> _TASK INSTRUCTIONS_: Print everything from the start of the records down to the line containing "point — [302, 238, 316, 252]", both ends included, copying each line exactly.

> _WORKING DATA_:
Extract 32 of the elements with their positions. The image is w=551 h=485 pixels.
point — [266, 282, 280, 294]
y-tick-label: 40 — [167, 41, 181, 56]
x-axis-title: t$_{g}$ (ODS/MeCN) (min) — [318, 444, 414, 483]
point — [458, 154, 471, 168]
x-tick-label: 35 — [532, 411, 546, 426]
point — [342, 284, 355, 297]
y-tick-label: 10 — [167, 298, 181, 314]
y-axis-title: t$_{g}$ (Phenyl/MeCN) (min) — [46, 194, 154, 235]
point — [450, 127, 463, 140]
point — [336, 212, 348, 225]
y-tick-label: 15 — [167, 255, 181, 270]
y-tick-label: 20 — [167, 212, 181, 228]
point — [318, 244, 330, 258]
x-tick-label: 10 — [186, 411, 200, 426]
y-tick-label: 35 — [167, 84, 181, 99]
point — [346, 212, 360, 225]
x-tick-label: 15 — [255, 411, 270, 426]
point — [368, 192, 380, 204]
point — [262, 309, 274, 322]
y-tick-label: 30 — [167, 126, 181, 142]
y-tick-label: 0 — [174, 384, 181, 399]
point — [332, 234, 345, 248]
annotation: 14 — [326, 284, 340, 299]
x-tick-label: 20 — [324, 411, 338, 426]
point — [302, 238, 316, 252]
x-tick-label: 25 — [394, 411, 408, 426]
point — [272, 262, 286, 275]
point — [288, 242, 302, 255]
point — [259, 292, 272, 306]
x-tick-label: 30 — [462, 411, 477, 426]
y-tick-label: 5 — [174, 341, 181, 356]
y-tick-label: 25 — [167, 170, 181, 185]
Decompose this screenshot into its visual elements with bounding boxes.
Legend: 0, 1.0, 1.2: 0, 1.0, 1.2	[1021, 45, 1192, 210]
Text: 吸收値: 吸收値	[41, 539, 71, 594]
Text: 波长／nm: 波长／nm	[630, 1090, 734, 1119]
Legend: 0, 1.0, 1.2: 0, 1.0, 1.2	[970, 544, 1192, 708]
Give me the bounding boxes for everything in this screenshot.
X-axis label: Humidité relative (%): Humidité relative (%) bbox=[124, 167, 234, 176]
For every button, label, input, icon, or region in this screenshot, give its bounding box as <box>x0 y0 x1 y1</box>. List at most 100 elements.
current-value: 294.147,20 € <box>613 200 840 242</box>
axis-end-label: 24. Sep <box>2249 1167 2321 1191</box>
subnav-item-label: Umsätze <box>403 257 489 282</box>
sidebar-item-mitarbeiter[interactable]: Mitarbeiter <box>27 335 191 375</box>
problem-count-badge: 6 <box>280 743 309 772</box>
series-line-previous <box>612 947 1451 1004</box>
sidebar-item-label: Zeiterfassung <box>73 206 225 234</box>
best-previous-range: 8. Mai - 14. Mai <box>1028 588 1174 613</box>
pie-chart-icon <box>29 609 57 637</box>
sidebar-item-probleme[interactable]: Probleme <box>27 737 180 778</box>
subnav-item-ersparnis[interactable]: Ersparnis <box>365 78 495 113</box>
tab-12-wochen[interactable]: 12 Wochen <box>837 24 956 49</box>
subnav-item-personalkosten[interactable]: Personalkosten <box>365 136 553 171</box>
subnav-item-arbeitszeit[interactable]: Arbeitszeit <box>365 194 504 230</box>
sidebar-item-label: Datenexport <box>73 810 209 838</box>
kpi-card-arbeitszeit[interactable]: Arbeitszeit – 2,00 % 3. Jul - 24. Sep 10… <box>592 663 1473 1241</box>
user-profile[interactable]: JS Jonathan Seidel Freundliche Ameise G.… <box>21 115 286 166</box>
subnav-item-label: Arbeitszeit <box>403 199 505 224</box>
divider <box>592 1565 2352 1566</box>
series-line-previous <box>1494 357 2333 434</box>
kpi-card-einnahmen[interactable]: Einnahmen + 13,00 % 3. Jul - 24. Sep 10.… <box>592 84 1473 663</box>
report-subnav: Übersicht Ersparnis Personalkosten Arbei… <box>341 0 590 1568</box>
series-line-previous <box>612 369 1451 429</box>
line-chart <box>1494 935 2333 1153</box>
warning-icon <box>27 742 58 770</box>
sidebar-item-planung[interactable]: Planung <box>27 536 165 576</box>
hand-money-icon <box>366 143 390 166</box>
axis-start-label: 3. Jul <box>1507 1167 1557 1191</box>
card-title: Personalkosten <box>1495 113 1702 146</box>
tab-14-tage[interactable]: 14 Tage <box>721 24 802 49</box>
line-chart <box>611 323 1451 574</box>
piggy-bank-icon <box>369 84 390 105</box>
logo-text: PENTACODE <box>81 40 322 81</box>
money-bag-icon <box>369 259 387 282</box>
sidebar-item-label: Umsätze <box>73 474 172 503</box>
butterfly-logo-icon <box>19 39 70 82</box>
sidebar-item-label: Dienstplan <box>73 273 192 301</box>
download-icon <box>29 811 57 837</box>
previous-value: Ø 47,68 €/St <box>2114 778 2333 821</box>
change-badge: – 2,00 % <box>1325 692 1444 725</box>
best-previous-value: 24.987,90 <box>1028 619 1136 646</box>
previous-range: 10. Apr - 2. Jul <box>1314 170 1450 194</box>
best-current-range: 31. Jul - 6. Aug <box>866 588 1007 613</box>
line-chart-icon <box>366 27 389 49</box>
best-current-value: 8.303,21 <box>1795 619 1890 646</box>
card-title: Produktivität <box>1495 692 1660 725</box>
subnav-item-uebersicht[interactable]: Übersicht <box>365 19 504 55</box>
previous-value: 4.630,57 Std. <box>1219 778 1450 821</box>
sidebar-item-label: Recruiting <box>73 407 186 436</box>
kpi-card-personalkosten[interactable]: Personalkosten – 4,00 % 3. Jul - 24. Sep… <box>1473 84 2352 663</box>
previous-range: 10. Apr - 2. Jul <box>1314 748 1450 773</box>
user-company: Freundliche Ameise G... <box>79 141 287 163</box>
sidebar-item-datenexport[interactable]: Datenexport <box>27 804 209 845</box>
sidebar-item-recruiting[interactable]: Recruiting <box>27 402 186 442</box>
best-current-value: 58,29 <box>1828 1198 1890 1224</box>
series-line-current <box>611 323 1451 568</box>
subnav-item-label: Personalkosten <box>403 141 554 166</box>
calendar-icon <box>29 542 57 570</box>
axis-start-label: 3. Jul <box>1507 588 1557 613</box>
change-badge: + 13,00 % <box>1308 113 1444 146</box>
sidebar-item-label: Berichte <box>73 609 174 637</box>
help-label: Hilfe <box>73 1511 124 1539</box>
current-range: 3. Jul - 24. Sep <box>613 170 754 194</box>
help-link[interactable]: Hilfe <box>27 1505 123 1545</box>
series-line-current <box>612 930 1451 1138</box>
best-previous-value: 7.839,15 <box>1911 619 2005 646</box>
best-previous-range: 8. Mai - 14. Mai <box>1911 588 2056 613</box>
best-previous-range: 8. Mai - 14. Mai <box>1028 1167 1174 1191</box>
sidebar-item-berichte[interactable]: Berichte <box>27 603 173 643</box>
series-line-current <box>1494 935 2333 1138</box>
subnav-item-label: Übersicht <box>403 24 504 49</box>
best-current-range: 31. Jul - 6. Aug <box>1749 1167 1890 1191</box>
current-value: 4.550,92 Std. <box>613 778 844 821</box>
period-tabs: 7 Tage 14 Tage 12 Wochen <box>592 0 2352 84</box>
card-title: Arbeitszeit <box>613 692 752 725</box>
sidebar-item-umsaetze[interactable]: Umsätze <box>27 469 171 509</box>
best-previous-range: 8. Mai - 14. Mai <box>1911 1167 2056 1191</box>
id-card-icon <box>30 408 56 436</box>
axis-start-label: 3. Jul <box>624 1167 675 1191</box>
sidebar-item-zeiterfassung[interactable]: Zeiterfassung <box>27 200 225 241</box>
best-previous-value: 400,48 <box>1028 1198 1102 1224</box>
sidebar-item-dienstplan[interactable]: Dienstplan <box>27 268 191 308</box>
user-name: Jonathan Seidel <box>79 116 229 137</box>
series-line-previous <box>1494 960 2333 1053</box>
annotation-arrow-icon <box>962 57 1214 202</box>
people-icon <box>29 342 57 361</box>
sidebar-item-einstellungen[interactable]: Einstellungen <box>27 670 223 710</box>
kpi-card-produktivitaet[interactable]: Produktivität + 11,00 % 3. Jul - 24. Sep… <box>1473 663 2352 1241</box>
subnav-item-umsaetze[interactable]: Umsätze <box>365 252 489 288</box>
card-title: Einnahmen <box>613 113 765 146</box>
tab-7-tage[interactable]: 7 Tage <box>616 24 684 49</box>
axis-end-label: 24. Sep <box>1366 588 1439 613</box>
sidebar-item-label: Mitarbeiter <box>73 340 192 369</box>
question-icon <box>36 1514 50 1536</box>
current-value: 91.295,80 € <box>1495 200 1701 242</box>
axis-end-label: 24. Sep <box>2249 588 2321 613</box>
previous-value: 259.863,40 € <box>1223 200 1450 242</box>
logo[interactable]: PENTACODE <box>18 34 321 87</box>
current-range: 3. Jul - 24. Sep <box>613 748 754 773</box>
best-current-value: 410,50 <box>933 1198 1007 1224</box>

> _THE SOLUTION_:
Extract 32 of the elements with their positions. The image is w=551 h=485 pixels.
point — [266, 282, 280, 294]
y-tick-label: 40 — [167, 41, 181, 56]
x-axis-title: t$_{g}$ (ODS/MeCN) (min) — [318, 444, 414, 483]
point — [458, 154, 471, 168]
x-tick-label: 35 — [532, 411, 546, 426]
point — [342, 284, 355, 297]
y-tick-label: 10 — [167, 298, 181, 314]
y-axis-title: t$_{g}$ (Phenyl/MeCN) (min) — [46, 194, 154, 235]
point — [450, 127, 463, 140]
point — [336, 212, 348, 225]
y-tick-label: 15 — [167, 255, 181, 270]
y-tick-label: 20 — [167, 212, 181, 228]
point — [318, 244, 330, 258]
x-tick-label: 10 — [186, 411, 200, 426]
y-tick-label: 35 — [167, 84, 181, 99]
point — [346, 212, 360, 225]
x-tick-label: 15 — [255, 411, 270, 426]
point — [368, 192, 380, 204]
point — [262, 309, 274, 322]
y-tick-label: 30 — [167, 126, 181, 142]
y-tick-label: 0 — [174, 384, 181, 399]
point — [332, 234, 345, 248]
annotation: 14 — [326, 284, 340, 299]
x-tick-label: 20 — [324, 411, 338, 426]
point — [302, 238, 316, 252]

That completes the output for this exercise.